PROBLEM DETAILS
Transcribe all of the material exactly. Any picture in it should be left out.

INPUT
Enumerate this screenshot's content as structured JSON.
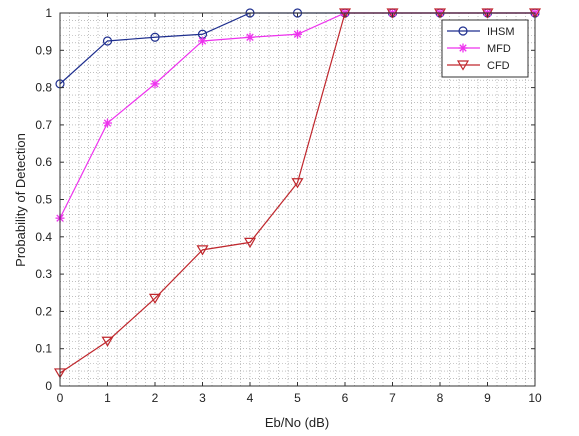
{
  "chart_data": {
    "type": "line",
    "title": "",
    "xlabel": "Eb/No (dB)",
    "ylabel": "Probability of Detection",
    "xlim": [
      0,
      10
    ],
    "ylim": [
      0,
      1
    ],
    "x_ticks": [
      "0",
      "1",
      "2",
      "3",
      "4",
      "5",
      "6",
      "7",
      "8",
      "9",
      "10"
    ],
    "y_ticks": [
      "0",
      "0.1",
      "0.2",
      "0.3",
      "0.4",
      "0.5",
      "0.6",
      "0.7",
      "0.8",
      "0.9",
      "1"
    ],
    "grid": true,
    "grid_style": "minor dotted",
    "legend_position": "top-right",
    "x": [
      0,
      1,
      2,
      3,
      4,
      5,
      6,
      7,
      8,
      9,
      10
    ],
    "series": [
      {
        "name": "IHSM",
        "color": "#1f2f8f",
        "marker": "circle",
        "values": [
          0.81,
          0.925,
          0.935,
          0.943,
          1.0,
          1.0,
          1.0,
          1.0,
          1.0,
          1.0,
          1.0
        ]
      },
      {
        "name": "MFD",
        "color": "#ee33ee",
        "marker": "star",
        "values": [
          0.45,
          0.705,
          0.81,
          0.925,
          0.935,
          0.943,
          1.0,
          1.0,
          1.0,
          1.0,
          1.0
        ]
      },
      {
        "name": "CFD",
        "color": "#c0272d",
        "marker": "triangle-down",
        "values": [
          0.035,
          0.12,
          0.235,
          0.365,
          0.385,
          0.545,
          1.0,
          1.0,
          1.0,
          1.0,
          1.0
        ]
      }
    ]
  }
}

COMPLETED EXERCISE
Enumerate this screenshot's content as structured JSON.
{
  "chart_data": {
    "type": "line",
    "title": "",
    "xlabel": "Eb/No (dB)",
    "ylabel": "Probability of Detection",
    "xlim": [
      0,
      10
    ],
    "ylim": [
      0,
      1
    ],
    "x_ticks": [
      "0",
      "1",
      "2",
      "3",
      "4",
      "5",
      "6",
      "7",
      "8",
      "9",
      "10"
    ],
    "y_ticks": [
      "0",
      "0.1",
      "0.2",
      "0.3",
      "0.4",
      "0.5",
      "0.6",
      "0.7",
      "0.8",
      "0.9",
      "1"
    ],
    "grid": true,
    "grid_style": "minor dotted",
    "legend_position": "top-right",
    "x": [
      0,
      1,
      2,
      3,
      4,
      5,
      6,
      7,
      8,
      9,
      10
    ],
    "series": [
      {
        "name": "IHSM",
        "color": "#1f2f8f",
        "marker": "circle",
        "values": [
          0.81,
          0.925,
          0.935,
          0.943,
          1.0,
          1.0,
          1.0,
          1.0,
          1.0,
          1.0,
          1.0
        ]
      },
      {
        "name": "MFD",
        "color": "#ee33ee",
        "marker": "star",
        "values": [
          0.45,
          0.705,
          0.81,
          0.925,
          0.935,
          0.943,
          1.0,
          1.0,
          1.0,
          1.0,
          1.0
        ]
      },
      {
        "name": "CFD",
        "color": "#c0272d",
        "marker": "triangle-down",
        "values": [
          0.035,
          0.12,
          0.235,
          0.365,
          0.385,
          0.545,
          1.0,
          1.0,
          1.0,
          1.0,
          1.0
        ]
      }
    ]
  }
}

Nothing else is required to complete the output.